▸ THE TASK:
Rewrite the lines from the one containing "coastline bbox=[379, 227, 504, 359]" through the one containing "contour-blob bbox=[359, 386, 390, 402]", inclusive, as a JSON list of strings with one string per line and blank lines omitted.

▸ SOURCE RECORDS:
»»

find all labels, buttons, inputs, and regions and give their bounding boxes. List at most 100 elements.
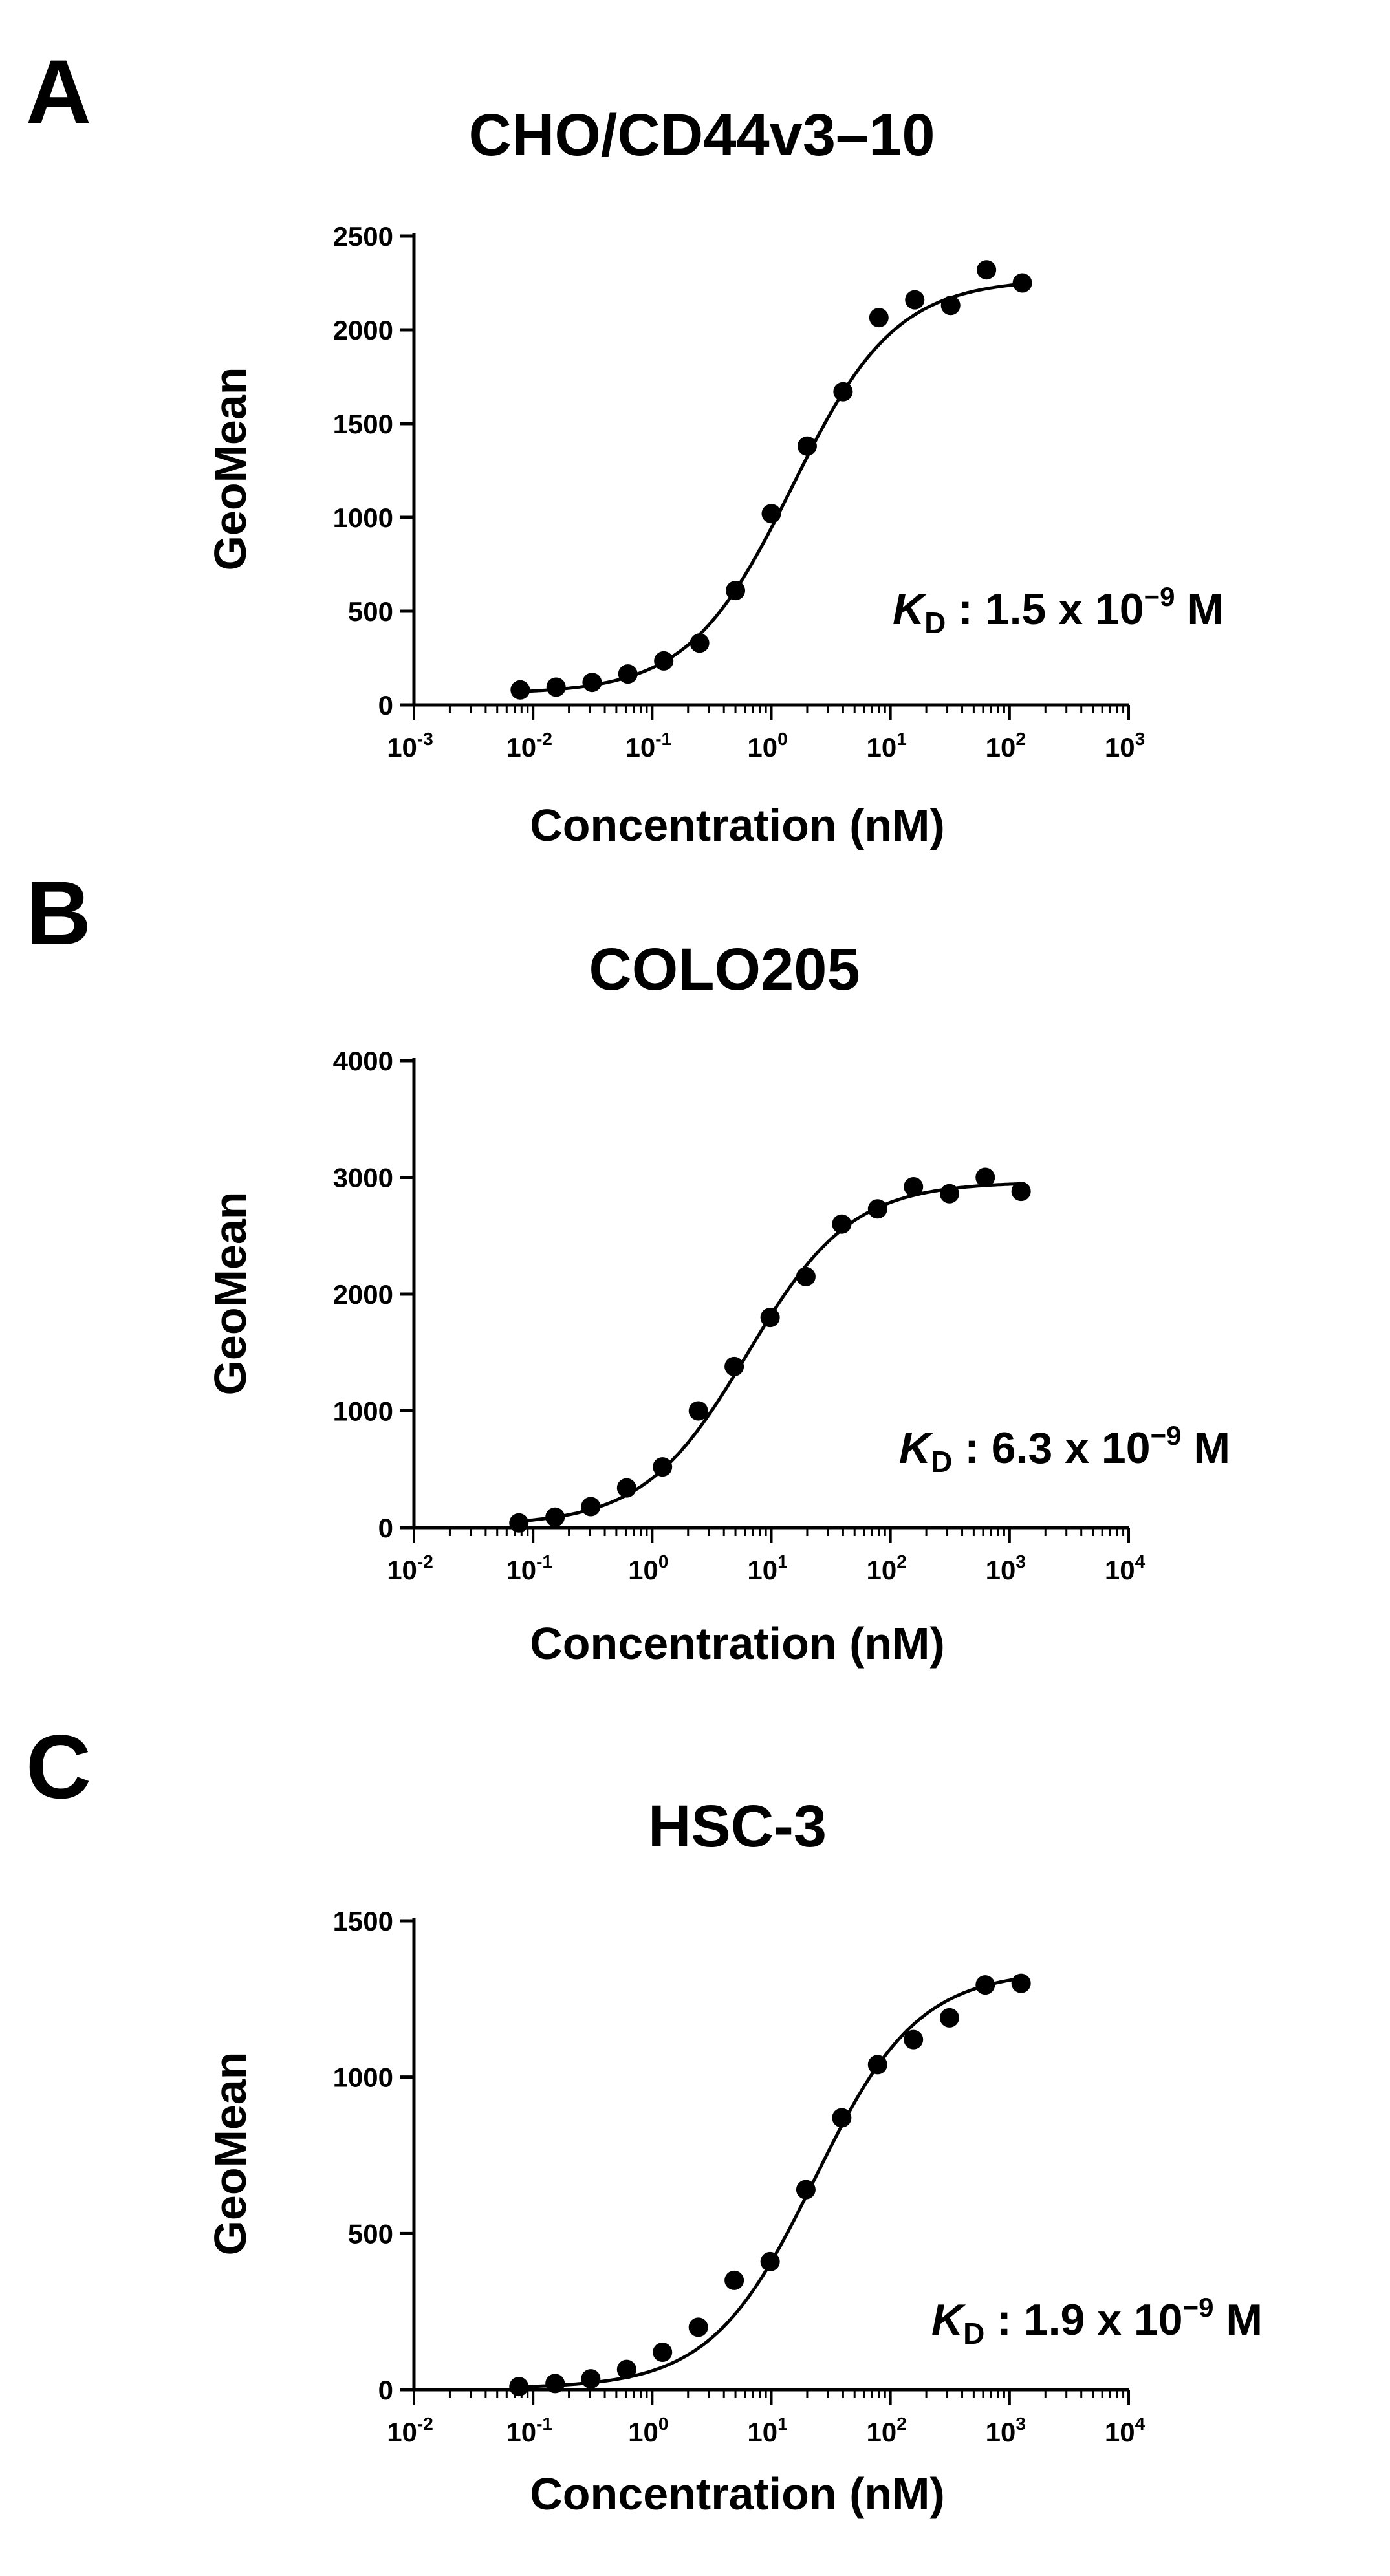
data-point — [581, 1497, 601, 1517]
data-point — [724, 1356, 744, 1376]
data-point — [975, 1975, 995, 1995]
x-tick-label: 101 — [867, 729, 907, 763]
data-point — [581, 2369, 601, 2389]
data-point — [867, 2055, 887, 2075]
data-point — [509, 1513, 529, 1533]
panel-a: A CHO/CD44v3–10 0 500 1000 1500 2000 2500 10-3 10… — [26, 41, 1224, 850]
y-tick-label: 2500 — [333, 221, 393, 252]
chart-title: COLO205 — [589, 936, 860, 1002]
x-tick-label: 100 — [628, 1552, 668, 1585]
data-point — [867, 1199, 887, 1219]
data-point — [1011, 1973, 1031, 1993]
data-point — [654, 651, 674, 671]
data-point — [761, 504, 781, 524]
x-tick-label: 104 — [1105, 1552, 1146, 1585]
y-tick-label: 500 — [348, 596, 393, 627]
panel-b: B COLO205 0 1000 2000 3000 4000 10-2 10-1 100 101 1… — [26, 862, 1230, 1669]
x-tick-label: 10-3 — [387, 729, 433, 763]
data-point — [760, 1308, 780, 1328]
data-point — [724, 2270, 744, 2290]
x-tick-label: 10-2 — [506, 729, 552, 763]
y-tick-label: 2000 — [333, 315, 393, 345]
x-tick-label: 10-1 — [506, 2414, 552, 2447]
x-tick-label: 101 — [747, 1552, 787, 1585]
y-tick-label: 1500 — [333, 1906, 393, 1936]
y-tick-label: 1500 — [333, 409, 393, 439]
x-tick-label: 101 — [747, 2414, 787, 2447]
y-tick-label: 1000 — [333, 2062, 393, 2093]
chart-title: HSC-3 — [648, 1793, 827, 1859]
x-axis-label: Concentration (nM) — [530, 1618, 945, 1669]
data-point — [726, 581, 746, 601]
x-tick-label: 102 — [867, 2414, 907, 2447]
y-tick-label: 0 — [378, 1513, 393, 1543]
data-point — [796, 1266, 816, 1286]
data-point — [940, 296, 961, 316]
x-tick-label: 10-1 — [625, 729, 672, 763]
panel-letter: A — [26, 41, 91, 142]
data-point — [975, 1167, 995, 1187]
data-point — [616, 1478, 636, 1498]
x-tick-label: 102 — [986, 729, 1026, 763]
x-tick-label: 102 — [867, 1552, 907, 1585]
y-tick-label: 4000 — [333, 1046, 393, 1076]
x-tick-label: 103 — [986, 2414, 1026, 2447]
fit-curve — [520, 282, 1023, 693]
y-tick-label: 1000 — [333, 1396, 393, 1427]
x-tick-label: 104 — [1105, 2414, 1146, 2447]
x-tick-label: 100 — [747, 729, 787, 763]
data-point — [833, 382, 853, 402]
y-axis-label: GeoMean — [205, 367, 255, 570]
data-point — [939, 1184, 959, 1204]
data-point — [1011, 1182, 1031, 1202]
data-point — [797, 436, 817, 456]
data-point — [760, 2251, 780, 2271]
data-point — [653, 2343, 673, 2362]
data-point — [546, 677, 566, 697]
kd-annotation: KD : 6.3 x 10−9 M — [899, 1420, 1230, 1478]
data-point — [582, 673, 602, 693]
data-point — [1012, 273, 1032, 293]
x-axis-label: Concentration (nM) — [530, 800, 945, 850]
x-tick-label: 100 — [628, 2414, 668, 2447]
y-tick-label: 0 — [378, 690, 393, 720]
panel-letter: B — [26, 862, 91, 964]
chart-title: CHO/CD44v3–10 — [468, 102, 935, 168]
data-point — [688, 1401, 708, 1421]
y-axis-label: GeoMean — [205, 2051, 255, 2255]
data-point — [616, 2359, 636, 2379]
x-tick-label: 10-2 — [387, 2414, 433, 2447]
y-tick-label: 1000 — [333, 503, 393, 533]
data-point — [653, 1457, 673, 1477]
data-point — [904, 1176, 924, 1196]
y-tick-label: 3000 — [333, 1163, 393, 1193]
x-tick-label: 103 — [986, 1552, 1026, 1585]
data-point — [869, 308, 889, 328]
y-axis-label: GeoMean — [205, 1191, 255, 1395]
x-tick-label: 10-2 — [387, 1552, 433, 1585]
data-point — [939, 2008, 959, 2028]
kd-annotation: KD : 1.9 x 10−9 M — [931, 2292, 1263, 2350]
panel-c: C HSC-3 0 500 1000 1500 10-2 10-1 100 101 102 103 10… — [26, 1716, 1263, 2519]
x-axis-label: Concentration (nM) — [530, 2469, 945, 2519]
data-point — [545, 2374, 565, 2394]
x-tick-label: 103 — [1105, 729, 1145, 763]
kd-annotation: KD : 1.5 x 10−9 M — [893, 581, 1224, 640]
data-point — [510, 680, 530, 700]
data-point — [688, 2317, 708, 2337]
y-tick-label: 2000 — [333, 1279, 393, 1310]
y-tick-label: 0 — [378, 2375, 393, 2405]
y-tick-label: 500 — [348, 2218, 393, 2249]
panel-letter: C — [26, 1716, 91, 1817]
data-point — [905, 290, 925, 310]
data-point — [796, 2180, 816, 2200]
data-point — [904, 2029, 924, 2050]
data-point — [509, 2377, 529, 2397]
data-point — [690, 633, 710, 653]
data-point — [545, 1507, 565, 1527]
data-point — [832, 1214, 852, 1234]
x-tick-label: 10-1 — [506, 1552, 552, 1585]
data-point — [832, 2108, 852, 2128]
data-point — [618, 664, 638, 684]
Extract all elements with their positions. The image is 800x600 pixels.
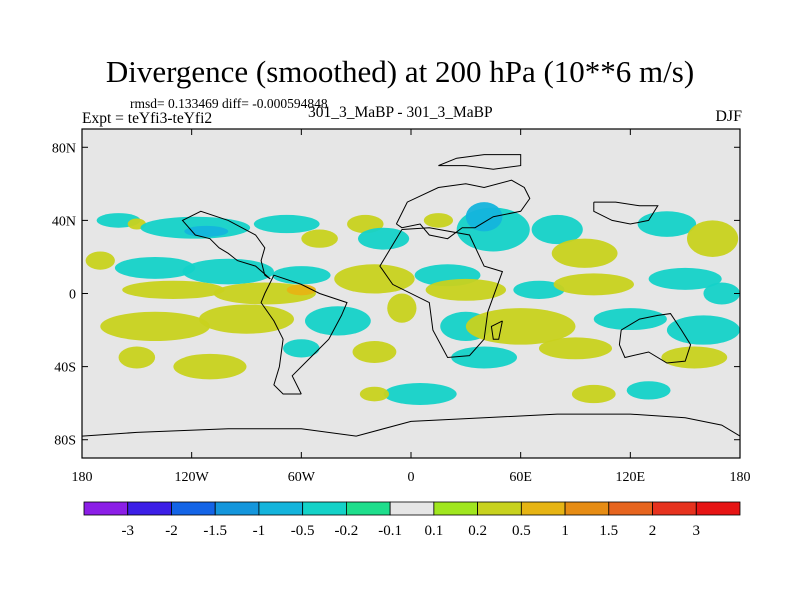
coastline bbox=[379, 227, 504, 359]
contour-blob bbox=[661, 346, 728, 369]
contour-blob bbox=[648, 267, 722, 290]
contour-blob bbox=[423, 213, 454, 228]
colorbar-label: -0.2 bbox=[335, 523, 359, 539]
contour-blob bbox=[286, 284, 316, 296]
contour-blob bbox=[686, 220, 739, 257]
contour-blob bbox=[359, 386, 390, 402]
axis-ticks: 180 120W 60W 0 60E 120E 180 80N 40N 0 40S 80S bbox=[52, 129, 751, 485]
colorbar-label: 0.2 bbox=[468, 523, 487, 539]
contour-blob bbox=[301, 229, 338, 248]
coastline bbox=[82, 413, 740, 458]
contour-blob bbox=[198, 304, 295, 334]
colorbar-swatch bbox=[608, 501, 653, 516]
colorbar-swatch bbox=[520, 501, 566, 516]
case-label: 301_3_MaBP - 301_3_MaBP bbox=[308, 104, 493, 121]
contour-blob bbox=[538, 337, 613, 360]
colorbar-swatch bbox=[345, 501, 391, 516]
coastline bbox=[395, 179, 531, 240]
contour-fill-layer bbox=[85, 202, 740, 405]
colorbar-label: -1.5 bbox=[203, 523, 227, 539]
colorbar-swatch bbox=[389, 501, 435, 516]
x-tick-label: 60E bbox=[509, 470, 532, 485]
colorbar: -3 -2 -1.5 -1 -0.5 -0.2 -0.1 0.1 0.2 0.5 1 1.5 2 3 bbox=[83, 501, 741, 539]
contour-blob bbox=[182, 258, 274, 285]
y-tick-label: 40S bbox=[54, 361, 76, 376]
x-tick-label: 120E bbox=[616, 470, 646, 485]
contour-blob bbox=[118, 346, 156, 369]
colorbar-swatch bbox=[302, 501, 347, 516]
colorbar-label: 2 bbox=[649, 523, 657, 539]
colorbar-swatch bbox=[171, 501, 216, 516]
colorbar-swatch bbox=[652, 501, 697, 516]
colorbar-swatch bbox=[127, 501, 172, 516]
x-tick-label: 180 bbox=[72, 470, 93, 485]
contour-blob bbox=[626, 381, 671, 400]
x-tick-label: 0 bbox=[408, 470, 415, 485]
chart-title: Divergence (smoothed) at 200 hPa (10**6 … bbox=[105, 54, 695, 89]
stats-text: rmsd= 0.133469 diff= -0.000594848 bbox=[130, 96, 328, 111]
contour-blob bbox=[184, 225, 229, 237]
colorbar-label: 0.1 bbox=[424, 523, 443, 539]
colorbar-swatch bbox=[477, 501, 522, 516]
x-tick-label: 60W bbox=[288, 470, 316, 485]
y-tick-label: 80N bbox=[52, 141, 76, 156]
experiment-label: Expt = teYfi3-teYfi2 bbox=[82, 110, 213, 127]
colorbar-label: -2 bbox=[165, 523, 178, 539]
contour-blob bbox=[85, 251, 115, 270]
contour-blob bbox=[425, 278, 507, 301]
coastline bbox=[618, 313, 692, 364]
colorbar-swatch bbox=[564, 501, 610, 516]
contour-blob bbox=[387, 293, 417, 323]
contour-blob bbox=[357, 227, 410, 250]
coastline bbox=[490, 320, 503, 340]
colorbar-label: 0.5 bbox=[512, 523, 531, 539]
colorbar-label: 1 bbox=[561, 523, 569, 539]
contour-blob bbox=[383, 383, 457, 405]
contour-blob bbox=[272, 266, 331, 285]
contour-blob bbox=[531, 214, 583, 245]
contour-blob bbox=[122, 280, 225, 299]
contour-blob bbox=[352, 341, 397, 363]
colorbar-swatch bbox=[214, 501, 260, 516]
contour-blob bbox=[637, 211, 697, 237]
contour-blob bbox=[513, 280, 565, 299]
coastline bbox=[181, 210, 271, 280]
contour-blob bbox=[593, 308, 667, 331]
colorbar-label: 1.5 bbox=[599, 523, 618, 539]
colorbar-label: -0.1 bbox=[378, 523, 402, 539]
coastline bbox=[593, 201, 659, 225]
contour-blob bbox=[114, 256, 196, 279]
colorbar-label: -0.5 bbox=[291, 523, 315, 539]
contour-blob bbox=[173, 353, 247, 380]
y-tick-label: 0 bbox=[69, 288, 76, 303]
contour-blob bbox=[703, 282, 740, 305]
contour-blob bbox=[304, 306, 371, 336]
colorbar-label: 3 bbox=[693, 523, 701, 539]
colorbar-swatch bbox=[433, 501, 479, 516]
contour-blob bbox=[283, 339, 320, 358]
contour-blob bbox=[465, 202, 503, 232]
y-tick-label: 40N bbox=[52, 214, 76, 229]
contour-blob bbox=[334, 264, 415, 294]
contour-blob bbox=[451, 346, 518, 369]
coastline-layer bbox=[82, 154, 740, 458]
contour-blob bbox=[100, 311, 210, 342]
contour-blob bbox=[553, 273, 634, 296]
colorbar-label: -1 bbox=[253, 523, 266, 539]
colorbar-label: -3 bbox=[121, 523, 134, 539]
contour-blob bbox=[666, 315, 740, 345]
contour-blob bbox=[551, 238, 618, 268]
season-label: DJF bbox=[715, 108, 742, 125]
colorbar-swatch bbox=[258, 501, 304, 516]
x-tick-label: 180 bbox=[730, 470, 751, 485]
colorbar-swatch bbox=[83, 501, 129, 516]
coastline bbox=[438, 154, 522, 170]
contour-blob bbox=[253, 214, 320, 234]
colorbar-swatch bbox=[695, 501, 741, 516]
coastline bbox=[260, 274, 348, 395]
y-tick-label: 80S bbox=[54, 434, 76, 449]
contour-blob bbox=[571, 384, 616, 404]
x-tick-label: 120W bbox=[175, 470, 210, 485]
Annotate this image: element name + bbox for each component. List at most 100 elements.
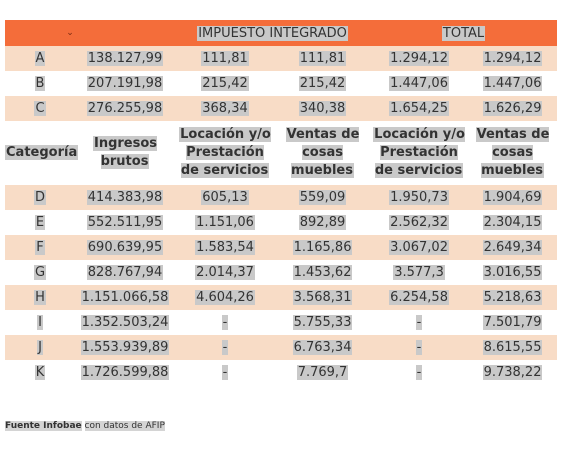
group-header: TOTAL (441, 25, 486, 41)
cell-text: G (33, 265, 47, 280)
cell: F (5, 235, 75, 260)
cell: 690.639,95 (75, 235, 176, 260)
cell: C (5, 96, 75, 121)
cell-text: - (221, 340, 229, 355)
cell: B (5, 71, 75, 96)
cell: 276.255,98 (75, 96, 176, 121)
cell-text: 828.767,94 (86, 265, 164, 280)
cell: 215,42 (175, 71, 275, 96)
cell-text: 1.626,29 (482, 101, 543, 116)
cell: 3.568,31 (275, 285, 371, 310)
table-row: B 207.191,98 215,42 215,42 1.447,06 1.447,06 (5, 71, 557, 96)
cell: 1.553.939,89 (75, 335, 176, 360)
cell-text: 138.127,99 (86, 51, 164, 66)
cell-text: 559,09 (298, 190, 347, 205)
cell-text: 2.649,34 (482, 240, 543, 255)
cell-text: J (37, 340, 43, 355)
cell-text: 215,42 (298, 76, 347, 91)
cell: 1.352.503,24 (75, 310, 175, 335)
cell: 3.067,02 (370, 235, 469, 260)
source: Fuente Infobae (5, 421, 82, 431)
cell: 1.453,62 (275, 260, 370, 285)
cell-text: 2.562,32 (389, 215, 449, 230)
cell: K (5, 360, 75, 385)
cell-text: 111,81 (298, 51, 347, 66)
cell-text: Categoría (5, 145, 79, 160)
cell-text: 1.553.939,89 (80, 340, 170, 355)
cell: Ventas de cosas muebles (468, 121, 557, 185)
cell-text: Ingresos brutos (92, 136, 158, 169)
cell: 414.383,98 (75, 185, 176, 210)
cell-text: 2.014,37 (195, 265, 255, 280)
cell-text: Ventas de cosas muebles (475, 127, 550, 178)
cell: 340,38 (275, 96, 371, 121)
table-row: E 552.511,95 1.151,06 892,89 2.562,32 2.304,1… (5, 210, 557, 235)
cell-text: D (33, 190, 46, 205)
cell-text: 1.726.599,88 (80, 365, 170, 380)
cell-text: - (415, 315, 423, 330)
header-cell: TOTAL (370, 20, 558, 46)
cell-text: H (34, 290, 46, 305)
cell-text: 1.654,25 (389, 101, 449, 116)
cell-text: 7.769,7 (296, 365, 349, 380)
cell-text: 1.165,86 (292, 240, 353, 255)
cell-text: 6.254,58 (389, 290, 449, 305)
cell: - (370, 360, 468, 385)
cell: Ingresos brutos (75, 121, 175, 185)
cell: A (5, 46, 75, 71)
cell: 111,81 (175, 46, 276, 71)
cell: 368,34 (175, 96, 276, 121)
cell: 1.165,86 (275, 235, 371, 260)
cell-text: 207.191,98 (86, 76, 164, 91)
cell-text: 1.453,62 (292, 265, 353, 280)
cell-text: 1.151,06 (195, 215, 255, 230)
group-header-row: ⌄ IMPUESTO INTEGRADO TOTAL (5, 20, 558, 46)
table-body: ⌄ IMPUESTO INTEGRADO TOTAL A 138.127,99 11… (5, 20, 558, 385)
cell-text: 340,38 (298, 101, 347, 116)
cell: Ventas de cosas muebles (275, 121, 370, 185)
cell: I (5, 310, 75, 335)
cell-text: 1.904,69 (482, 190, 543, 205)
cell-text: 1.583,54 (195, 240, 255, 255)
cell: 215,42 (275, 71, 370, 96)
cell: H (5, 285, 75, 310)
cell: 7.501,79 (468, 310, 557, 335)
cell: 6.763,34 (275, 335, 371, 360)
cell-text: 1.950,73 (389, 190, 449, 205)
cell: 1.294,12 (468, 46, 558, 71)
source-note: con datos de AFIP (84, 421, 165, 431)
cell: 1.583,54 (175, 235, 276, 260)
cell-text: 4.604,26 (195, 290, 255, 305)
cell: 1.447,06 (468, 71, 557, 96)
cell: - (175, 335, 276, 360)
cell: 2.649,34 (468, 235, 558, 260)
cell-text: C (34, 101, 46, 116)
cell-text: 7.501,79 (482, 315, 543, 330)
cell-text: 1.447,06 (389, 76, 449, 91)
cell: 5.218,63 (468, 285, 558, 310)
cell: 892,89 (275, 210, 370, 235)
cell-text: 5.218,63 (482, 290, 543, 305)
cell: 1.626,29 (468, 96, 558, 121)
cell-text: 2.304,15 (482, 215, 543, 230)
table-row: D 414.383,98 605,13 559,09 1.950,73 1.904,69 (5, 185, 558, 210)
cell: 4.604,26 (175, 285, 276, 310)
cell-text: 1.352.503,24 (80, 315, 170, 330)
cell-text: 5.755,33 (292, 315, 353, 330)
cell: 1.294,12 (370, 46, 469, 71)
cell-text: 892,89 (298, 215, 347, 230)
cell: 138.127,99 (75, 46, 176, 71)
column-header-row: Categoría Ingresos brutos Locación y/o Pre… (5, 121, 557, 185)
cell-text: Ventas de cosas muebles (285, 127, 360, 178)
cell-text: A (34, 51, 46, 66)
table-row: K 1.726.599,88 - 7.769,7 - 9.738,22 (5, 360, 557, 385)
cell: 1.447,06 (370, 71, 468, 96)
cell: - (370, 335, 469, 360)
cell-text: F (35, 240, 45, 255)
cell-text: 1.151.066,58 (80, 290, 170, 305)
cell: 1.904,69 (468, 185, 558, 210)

««

▸ RESPONSE TO THE EXERCISE:
[
  "coastline bbox=[379, 227, 504, 359]",
  "contour-blob bbox=[661, 346, 728, 369]",
  "contour-blob bbox=[648, 267, 722, 290]",
  "contour-blob bbox=[423, 213, 454, 228]",
  "colorbar-label: -0.2 bbox=[335, 523, 359, 539]",
  "contour-blob bbox=[286, 284, 316, 296]",
  "contour-blob bbox=[686, 220, 739, 257]",
  "contour-blob bbox=[359, 386, 390, 402]"
]